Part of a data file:
______

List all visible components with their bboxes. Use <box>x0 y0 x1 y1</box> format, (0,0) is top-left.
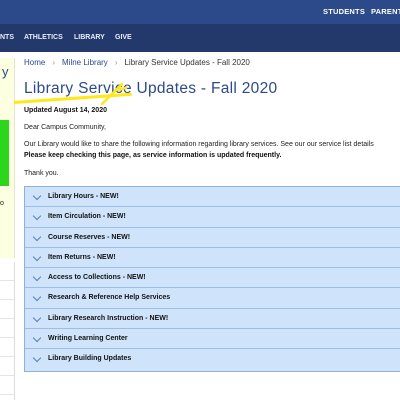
page-title: Library Service Updates - Fall 2020 <box>24 80 278 97</box>
breadcrumb: Home › Milne Library › Library Service Updat… <box>24 58 250 67</box>
accordion-item-label: Library Building Updates <box>48 355 132 363</box>
sidebar-list-item[interactable] <box>0 300 14 319</box>
nav-link-library[interactable]: LIBRARY <box>74 24 105 52</box>
chevron-down-icon <box>32 293 42 302</box>
accordion-item-label: Library Hours - NEW! <box>48 193 119 200</box>
accordion-item-label: Writing Learning Center <box>48 335 128 343</box>
accordion-item-item-returns[interactable]: Item Returns - NEW! <box>25 248 400 269</box>
chevron-down-icon <box>32 232 42 241</box>
chevron-down-icon <box>32 272 42 282</box>
top-utility-bar: STUDENTS PARENTS <box>0 0 400 24</box>
service-accordion: Library Hours - NEW! Item Circulation - … <box>24 186 400 372</box>
accordion-item-label: Library Research Instruction - NEW! <box>48 314 169 322</box>
accordion-item-course-reserves[interactable]: Course Reserves - NEW! <box>25 228 400 248</box>
sidebar-list <box>0 262 15 400</box>
keep-checking-notice: Please keep checking this page, as servi… <box>24 152 282 159</box>
sidebar-list-item[interactable] <box>0 338 14 357</box>
chevron-down-icon <box>32 333 42 343</box>
highlighter-check-mark <box>100 82 128 106</box>
greeting-text: Dear Campus Community, <box>24 124 106 131</box>
accordion-item-library-hours[interactable]: Library Hours - NEW! <box>25 187 400 208</box>
sidebar-list-item[interactable] <box>0 281 14 300</box>
accordion-item-writing-learning-center[interactable]: Writing Learning Center <box>25 329 400 350</box>
breadcrumb-chevron-icon: › <box>114 58 118 67</box>
accordion-item-label: Item Circulation - NEW! <box>48 213 126 221</box>
chevron-down-icon <box>32 212 42 221</box>
accordion-item-label: Item Returns - NEW! <box>48 253 116 261</box>
nav-link-students-partial[interactable]: NTS <box>0 24 14 52</box>
sidebar-highlight-mark <box>0 120 9 186</box>
sidebar-list-item[interactable] <box>0 262 14 281</box>
sidebar-item-fragment[interactable]: o <box>0 200 4 207</box>
nav-link-athletics[interactable]: ATHLETICS <box>24 24 63 52</box>
accordion-item-label: Research & Reference Help Services <box>48 294 171 302</box>
nav-link-give[interactable]: GIVE <box>115 24 132 52</box>
thanks-text: Thank you. <box>24 170 59 177</box>
accordion-item-label: Course Reserves - NEW! <box>48 233 131 241</box>
breadcrumb-current: Library Service Updates - Fall 2020 <box>124 58 250 67</box>
sidebar-list-item[interactable] <box>0 319 14 338</box>
top-link-students[interactable]: STUDENTS <box>323 0 365 24</box>
sidebar-list-item[interactable] <box>0 357 14 376</box>
sidebar-list-item[interactable] <box>0 376 14 395</box>
accordion-item-label: Access to Collections - NEW! <box>48 274 146 282</box>
accordion-item-item-circulation[interactable]: Item Circulation - NEW! <box>25 207 400 228</box>
accordion-item-research-instruction[interactable]: Library Research Instruction - NEW! <box>25 309 400 330</box>
accordion-item-building-updates[interactable]: Library Building Updates <box>25 349 400 369</box>
accordion-item-research-reference-help[interactable]: Research & Reference Help Services <box>25 288 400 309</box>
chevron-down-icon <box>32 252 42 262</box>
chevron-down-icon <box>32 354 42 363</box>
accordion-item-access-to-collections[interactable]: Access to Collections - NEW! <box>25 268 400 289</box>
breadcrumb-home-link[interactable]: Home <box>24 58 45 67</box>
intro-text: Our Library would like to share the foll… <box>24 141 374 148</box>
breadcrumb-chevron-icon: › <box>52 58 56 67</box>
breadcrumb-library-link[interactable]: Milne Library <box>62 58 108 67</box>
sidebar-title-fragment: y <box>2 64 9 79</box>
chevron-down-icon <box>32 313 42 323</box>
updated-date: Updated August 14, 2020 <box>24 107 107 114</box>
chevron-down-icon <box>32 191 42 201</box>
main-nav: NTS ATHLETICS LIBRARY GIVE <box>0 24 400 52</box>
top-link-parents[interactable]: PARENTS <box>371 0 400 24</box>
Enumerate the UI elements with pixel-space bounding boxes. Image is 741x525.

______

GOAL OF THE EXERCISE> Reproduce every line of the records above word for word, leaving out the picture.

SOLUTION TO THIS EXERCISE>
List all visible components with their bboxes. Use <box>x0 y0 x1 y1</box> format, (0,0) is top-left.
page-title: Library Service Updates - Fall 2020 <box>24 80 278 97</box>
breadcrumb: Home › Milne Library › Library Service Updat… <box>24 58 250 67</box>
accordion-item-label: Library Building Updates <box>48 355 132 363</box>
sidebar-list-item[interactable] <box>0 300 14 319</box>
nav-link-library[interactable]: LIBRARY <box>74 24 105 52</box>
chevron-down-icon <box>32 293 42 302</box>
accordion-item-label: Library Hours - NEW! <box>48 193 119 200</box>
accordion-item-label: Writing Learning Center <box>48 335 128 343</box>
accordion-item-item-returns[interactable]: Item Returns - NEW! <box>25 248 400 269</box>
chevron-down-icon <box>32 232 42 241</box>
chevron-down-icon <box>32 272 42 282</box>
top-utility-bar: STUDENTS PARENTS <box>0 0 400 24</box>
service-accordion: Library Hours - NEW! Item Circulation - … <box>24 186 400 372</box>
accordion-item-label: Library Research Instruction - NEW! <box>48 314 169 322</box>
accordion-item-course-reserves[interactable]: Course Reserves - NEW! <box>25 228 400 248</box>
sidebar-list <box>0 262 15 400</box>
keep-checking-notice: Please keep checking this page, as servi… <box>24 152 282 159</box>
sidebar-list-item[interactable] <box>0 338 14 357</box>
chevron-down-icon <box>32 333 42 343</box>
highlighter-check-mark <box>100 82 128 106</box>
greeting-text: Dear Campus Community, <box>24 124 106 131</box>
accordion-item-library-hours[interactable]: Library Hours - NEW! <box>25 187 400 208</box>
sidebar-list-item[interactable] <box>0 281 14 300</box>
accordion-item-writing-learning-center[interactable]: Writing Learning Center <box>25 329 400 350</box>
breadcrumb-chevron-icon: › <box>114 58 118 67</box>
accordion-item-label: Item Circulation - NEW! <box>48 213 126 221</box>
chevron-down-icon <box>32 212 42 221</box>
accordion-item-label: Item Returns - NEW! <box>48 253 116 261</box>
nav-link-students-partial[interactable]: NTS <box>0 24 14 52</box>
sidebar-highlight-mark <box>0 120 9 186</box>
sidebar-list-item[interactable] <box>0 262 14 281</box>
sidebar-item-fragment[interactable]: o <box>0 200 4 207</box>
nav-link-athletics[interactable]: ATHLETICS <box>24 24 63 52</box>
accordion-item-label: Research & Reference Help Services <box>48 294 171 302</box>
nav-link-give[interactable]: GIVE <box>115 24 132 52</box>
thanks-text: Thank you. <box>24 170 59 177</box>
accordion-item-label: Course Reserves - NEW! <box>48 233 131 241</box>
breadcrumb-current: Library Service Updates - Fall 2020 <box>124 58 250 67</box>
sidebar-list-item[interactable] <box>0 319 14 338</box>
top-link-students[interactable]: STUDENTS <box>323 0 365 24</box>
sidebar-list-item[interactable] <box>0 357 14 376</box>
sidebar-list-item[interactable] <box>0 376 14 395</box>
accordion-item-label: Access to Collections - NEW! <box>48 274 146 282</box>
accordion-item-item-circulation[interactable]: Item Circulation - NEW! <box>25 207 400 228</box>
accordion-item-research-instruction[interactable]: Library Research Instruction - NEW! <box>25 309 400 330</box>
accordion-item-building-updates[interactable]: Library Building Updates <box>25 349 400 369</box>
accordion-item-research-reference-help[interactable]: Research & Reference Help Services <box>25 288 400 309</box>
chevron-down-icon <box>32 252 42 262</box>
chevron-down-icon <box>32 354 42 363</box>
accordion-item-access-to-collections[interactable]: Access to Collections - NEW! <box>25 268 400 289</box>
breadcrumb-home-link[interactable]: Home <box>24 58 45 67</box>
intro-text: Our Library would like to share the foll… <box>24 141 374 148</box>
breadcrumb-chevron-icon: › <box>52 58 56 67</box>
breadcrumb-library-link[interactable]: Milne Library <box>62 58 108 67</box>
sidebar-title-fragment: y <box>2 64 9 79</box>
chevron-down-icon <box>32 313 42 323</box>
updated-date: Updated August 14, 2020 <box>24 107 107 114</box>
chevron-down-icon <box>32 191 42 201</box>
main-nav: NTS ATHLETICS LIBRARY GIVE <box>0 24 400 52</box>
top-link-parents[interactable]: PARENTS <box>371 0 400 24</box>
Enumerate the UI elements with pixel-space bounding boxes. Image is 741x525.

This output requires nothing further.